## [SUPPLIED MATERIAL]
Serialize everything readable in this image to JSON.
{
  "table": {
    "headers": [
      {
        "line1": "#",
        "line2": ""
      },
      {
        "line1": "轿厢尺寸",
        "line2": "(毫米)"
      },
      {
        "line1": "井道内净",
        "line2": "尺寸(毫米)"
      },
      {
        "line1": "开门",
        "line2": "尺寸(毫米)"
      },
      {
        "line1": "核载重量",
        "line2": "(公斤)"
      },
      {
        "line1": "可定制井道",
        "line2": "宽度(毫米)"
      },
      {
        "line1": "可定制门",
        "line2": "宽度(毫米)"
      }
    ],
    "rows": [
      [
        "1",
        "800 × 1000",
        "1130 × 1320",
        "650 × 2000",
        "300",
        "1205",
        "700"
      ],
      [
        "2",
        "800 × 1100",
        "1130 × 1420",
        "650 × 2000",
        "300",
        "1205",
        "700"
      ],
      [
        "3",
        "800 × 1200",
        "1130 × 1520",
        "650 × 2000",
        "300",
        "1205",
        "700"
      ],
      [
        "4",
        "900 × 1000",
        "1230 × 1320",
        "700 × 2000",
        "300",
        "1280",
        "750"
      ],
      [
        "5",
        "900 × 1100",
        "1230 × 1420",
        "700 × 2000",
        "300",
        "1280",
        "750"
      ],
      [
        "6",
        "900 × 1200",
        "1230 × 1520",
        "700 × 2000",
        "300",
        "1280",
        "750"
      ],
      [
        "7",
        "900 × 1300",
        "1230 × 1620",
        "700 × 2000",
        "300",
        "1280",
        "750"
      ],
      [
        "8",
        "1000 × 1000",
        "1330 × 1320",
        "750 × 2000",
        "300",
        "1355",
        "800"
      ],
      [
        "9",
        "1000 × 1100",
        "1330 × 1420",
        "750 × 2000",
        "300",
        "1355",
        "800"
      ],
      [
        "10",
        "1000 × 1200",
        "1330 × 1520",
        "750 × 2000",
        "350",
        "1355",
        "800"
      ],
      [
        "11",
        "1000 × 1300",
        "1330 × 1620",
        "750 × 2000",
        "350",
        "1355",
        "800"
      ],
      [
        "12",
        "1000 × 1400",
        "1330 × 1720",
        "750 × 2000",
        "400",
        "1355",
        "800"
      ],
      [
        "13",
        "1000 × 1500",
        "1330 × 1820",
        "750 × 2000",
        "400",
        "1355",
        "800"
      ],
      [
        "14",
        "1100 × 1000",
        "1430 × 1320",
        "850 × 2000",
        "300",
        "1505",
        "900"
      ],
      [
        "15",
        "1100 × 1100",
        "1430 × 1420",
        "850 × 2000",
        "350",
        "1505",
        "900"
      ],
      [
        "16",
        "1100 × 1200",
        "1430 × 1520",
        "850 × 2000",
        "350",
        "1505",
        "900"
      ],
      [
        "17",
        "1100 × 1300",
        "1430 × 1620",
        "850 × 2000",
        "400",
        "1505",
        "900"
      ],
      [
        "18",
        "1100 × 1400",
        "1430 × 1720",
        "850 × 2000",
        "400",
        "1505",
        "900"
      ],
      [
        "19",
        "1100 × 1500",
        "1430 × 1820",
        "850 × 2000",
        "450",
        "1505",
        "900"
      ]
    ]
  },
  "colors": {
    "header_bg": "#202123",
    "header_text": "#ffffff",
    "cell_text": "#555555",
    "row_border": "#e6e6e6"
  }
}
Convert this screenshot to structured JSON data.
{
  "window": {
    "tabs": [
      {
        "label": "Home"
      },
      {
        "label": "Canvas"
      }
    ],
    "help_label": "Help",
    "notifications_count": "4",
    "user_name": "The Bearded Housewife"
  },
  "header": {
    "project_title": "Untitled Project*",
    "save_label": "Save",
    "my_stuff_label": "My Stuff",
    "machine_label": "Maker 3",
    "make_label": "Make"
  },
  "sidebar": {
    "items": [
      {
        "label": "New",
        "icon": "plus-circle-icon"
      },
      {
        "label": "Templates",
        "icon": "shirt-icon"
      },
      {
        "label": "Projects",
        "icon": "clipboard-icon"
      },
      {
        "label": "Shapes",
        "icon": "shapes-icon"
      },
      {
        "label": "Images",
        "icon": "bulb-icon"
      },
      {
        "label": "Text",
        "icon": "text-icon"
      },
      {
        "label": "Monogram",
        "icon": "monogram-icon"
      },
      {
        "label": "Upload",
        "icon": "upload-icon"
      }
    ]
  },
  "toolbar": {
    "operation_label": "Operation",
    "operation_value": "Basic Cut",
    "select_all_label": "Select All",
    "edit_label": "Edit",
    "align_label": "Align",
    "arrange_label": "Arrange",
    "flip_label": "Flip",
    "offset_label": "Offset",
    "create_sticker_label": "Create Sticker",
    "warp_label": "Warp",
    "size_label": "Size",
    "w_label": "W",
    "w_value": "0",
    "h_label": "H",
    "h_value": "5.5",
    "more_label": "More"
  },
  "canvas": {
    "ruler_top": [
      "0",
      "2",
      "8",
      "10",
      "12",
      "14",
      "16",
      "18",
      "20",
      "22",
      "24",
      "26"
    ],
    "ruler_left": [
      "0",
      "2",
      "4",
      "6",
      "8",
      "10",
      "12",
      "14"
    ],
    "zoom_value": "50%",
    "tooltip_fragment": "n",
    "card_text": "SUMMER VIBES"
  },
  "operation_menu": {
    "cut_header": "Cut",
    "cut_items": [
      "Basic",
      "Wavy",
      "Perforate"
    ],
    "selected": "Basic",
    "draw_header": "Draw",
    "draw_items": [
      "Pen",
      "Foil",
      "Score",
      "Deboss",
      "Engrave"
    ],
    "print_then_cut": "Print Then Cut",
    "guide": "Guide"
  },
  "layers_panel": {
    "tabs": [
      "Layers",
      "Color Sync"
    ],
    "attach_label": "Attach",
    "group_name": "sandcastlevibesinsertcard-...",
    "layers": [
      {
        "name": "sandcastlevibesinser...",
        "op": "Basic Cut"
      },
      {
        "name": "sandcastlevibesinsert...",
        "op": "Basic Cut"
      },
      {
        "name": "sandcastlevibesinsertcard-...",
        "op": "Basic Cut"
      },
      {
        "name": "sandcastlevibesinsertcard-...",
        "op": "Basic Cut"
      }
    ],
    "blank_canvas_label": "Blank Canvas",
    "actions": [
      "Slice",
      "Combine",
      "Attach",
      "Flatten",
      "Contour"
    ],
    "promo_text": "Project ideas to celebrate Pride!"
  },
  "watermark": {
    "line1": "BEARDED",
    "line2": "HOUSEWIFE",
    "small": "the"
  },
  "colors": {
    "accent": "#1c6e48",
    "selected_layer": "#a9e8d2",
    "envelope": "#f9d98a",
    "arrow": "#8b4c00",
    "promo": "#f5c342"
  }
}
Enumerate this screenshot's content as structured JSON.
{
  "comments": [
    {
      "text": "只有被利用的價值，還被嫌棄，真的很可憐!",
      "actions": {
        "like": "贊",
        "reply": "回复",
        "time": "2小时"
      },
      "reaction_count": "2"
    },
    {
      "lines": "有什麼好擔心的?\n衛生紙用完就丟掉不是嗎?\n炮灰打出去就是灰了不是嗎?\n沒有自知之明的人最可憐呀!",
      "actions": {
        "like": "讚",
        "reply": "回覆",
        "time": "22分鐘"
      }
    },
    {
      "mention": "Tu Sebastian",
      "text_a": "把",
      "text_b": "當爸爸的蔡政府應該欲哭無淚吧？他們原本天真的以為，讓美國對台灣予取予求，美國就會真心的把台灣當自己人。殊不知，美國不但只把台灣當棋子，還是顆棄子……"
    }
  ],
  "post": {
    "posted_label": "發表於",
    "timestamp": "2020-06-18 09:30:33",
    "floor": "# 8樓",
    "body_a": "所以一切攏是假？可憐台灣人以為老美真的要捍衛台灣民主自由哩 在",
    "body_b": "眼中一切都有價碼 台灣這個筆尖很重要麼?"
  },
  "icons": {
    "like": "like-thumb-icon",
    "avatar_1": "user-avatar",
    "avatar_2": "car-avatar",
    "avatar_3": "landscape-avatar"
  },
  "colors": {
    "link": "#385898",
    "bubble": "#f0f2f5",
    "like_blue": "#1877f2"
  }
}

## [WHAT TO PRODUCE]
Within the material above, find the lines that contain the word "this"; copy them.

## [THE RESPONSE]
Serialize everything readable in this image to JSON.
Convert this screenshot to structured JSON data.
Enumerate this screenshot's content as structured JSON.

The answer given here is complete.